### Fragmento citado
--- --- ---
Iglesia y familiares de soldados muertos piden esclarecimiento
(Cochabamba - Opinión)
Los conscriptos fallecidos recibieron los honores militares en las puertas de la Escuela de Sargentos "Maximiliano Paredes".
"Mi hijo fue al cuartel a servir a la patria, no para que lo asesinen. Mi hijo no merecía morir así", dijo dolida, María Vargas, madre del soldado Francisco Mamani Vargas, uno de los dos conscriptos muertos durante el atentado perpetrado el pasado sábado contra el caimán que trasladaba a los miembros de las brigadas erradicadoras de coca en la zona de San José de Chipiriri.
Por su parte en Santa Cruz, el Cardenal Julio Terrazas a tiempo de deplorar los acontecimientos acaecidos en el trópico cochabambino este fin de semana, manifestó que hechos de esta naturaleza no pueden quedar en la impunidad y deben ser esclarecidos.
--- --- ---
### Registros de datos
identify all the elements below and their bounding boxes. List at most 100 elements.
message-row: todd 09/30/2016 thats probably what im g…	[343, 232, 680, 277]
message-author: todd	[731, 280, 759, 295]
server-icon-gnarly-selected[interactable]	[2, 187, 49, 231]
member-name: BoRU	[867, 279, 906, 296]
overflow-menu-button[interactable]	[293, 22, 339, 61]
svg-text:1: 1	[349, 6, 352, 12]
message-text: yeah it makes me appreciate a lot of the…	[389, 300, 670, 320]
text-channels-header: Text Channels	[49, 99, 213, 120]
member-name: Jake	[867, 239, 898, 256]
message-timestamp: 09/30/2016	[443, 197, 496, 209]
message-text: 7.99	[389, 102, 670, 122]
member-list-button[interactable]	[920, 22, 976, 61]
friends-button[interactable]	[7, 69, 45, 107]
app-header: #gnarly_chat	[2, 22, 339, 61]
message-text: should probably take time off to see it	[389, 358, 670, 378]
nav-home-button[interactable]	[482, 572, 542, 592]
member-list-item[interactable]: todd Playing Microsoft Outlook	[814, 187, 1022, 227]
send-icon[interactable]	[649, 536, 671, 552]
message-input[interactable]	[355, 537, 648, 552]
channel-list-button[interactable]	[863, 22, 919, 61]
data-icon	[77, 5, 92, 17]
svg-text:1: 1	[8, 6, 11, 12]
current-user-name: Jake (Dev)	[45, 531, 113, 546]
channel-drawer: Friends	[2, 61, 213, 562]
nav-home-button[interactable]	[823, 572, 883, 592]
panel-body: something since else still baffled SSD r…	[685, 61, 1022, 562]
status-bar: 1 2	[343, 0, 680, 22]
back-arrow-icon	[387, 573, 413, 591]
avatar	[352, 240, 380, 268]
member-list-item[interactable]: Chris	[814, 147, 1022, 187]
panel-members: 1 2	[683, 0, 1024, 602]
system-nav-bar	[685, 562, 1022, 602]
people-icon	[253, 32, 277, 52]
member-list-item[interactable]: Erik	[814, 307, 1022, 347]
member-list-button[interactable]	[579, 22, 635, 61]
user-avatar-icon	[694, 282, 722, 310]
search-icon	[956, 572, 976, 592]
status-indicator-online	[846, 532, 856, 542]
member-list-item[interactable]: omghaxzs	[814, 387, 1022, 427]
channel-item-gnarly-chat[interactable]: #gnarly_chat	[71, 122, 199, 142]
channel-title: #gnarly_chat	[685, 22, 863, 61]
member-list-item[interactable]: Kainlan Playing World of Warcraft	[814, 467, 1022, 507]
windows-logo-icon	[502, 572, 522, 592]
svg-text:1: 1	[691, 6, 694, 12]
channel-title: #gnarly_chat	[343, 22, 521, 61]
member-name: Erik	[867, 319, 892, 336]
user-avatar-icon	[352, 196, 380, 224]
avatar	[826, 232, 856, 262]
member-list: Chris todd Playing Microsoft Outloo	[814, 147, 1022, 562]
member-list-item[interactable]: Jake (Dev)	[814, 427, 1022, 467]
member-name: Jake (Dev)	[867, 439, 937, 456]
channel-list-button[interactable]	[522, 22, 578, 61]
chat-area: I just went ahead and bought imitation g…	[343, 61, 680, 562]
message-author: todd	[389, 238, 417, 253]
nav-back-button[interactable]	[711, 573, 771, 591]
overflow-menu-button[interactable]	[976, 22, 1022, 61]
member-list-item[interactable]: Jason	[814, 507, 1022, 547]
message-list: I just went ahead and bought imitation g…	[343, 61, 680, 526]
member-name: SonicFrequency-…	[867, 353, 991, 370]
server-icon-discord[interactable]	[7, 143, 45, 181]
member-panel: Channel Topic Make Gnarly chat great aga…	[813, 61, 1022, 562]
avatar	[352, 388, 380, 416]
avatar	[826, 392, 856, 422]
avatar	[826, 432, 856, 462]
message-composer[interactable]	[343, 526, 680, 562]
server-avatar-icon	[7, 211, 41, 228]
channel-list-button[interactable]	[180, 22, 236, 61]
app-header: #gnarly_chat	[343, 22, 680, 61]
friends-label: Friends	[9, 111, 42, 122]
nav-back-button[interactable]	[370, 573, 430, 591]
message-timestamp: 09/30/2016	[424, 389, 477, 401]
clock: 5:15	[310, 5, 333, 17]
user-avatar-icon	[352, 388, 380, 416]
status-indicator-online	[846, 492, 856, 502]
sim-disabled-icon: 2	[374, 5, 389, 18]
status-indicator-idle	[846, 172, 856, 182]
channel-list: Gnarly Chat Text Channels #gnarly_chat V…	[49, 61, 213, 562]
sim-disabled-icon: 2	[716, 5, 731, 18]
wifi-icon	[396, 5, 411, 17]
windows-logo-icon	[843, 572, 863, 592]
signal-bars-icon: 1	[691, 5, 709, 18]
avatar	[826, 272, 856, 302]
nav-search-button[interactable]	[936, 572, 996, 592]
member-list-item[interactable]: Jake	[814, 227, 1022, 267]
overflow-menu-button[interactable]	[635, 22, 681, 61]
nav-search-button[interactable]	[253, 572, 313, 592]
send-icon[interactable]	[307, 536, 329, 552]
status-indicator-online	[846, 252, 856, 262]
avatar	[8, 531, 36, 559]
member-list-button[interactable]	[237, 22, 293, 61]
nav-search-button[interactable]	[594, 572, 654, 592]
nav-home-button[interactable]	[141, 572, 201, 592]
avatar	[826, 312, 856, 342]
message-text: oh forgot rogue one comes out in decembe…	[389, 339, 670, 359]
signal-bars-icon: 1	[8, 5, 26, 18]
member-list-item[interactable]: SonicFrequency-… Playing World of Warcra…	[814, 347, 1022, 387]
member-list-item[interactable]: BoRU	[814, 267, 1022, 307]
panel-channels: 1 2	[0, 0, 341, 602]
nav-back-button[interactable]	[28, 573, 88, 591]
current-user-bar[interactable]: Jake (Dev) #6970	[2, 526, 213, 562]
--- --- ---
### Instrucciones de la tarea
¿Podrías reescribir el pasaje de la noticia entre "Iglesia y familiares" y "deben ser esclarecidos.", ambos inclusive, cambiando "conscriptos" por "reclutas"?

### Respuesta del ejercicio
Iglesia y familiares de soldados muertos piden esclarecimiento
(Cochabamba - Opinión)
Los reclutas fallecidos recibieron los honores militares en las puertas de la Escuela de Sargentos "Maximiliano Paredes".
"Mi hijo fue al cuartel a servir a la patria, no para que lo asesinen. Mi hijo no merecía morir así", dijo dolida, María Vargas, madre del soldado Francisco Mamani Vargas, uno de los dos reclutas muertos durante el atentado perpetrado el pasado sábado contra el caimán que trasladaba a los miembros de las brigadas erradicadoras de coca en la zona de San José de Chipiriri.
Por su parte en Santa Cruz, el Cardenal Julio Terrazas a tiempo de deplorar los acontecimientos acaecidos en el trópico cochabambino este fin de semana, manifestó que hechos de esta naturaleza no pueden quedar en la impunidad y deben ser esclarecidos.